Collected data entries:
-- begin --

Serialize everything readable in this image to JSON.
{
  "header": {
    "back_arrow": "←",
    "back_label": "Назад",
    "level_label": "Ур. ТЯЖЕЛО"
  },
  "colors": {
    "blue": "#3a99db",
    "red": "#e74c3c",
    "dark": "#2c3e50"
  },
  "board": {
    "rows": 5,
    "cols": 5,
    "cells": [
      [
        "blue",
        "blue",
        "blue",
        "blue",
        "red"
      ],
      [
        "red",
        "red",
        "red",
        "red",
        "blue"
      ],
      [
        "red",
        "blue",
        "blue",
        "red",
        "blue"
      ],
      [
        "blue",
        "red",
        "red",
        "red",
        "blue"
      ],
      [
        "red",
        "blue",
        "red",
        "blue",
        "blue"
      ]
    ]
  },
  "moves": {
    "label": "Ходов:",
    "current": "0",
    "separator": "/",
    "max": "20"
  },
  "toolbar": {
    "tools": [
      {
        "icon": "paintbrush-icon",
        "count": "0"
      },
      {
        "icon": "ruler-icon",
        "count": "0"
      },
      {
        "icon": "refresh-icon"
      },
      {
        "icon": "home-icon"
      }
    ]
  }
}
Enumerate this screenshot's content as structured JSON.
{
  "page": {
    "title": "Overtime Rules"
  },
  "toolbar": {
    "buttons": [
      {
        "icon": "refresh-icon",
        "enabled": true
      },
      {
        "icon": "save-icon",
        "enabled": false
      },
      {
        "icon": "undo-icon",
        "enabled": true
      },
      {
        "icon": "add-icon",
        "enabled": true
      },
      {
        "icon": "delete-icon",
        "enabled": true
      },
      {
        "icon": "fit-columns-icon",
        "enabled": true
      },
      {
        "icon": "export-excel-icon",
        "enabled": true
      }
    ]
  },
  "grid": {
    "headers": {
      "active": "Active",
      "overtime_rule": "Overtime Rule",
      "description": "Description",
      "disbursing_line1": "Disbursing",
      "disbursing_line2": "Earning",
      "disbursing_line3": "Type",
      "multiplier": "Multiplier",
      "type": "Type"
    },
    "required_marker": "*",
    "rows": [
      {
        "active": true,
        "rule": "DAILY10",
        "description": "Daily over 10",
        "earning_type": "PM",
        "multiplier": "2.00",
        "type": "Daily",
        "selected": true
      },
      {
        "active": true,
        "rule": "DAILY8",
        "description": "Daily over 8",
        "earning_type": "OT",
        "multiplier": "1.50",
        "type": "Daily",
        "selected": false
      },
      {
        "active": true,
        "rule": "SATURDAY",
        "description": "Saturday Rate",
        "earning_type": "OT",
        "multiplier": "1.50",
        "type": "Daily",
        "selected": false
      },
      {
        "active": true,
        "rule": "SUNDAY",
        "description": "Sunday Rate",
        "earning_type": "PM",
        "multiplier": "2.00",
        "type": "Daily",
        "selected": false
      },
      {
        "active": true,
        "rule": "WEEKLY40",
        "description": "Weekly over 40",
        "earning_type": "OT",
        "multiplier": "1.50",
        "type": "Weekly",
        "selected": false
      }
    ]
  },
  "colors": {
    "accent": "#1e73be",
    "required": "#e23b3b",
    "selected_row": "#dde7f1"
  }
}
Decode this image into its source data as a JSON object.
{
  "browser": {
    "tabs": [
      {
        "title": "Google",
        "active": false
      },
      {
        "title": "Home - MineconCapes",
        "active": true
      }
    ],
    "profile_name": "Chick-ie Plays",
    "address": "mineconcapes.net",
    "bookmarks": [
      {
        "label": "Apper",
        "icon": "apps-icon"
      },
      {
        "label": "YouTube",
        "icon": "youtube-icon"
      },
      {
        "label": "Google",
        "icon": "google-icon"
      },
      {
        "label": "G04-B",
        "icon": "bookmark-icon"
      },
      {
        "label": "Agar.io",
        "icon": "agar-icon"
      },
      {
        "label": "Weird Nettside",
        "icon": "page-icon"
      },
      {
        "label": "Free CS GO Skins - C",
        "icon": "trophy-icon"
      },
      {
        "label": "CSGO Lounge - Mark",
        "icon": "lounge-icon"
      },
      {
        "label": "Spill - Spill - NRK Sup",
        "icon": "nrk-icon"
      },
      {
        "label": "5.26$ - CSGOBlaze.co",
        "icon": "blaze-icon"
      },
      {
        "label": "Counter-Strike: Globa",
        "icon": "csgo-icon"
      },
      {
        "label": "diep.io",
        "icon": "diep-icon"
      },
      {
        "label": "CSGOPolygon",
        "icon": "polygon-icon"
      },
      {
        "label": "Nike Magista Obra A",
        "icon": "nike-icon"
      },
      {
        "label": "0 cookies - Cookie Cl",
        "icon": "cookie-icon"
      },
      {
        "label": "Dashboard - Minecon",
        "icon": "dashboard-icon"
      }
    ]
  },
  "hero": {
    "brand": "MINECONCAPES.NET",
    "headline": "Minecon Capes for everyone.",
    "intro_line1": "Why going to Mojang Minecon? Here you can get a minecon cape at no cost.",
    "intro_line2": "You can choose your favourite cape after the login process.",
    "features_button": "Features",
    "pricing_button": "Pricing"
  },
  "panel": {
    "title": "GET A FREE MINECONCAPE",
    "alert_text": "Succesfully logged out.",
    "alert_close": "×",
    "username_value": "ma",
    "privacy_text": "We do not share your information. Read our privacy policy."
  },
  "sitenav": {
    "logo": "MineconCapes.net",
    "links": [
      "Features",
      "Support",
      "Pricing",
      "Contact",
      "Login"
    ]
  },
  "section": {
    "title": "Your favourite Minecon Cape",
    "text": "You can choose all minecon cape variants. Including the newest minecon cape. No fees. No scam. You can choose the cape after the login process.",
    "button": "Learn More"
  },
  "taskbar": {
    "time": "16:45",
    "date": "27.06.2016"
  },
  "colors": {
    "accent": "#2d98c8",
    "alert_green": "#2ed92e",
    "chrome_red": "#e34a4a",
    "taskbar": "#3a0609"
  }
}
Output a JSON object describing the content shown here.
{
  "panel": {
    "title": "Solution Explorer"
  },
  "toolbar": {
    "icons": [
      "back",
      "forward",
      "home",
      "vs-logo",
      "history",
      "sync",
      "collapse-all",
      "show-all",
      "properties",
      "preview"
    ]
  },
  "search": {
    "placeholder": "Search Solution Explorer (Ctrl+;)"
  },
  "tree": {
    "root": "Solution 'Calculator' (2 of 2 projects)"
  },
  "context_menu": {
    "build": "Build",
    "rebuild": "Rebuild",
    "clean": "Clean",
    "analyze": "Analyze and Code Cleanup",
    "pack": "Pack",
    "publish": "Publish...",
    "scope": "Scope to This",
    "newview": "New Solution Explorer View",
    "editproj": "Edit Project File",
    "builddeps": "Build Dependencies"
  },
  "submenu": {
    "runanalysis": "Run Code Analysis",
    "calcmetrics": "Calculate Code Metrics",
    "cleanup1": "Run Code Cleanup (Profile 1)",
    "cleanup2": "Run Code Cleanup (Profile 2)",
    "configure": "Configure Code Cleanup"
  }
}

-- end --

| To be done |
Find the word "process" in the data and show each line that holds it.

| Worked answer |
    "intro_line2": "You can choose your favourite cape after the login process.",
    "text": "You can choose all minecon cape variants. Including the newest minecon cape. No fees. No scam. You can choose the cape after the login process.",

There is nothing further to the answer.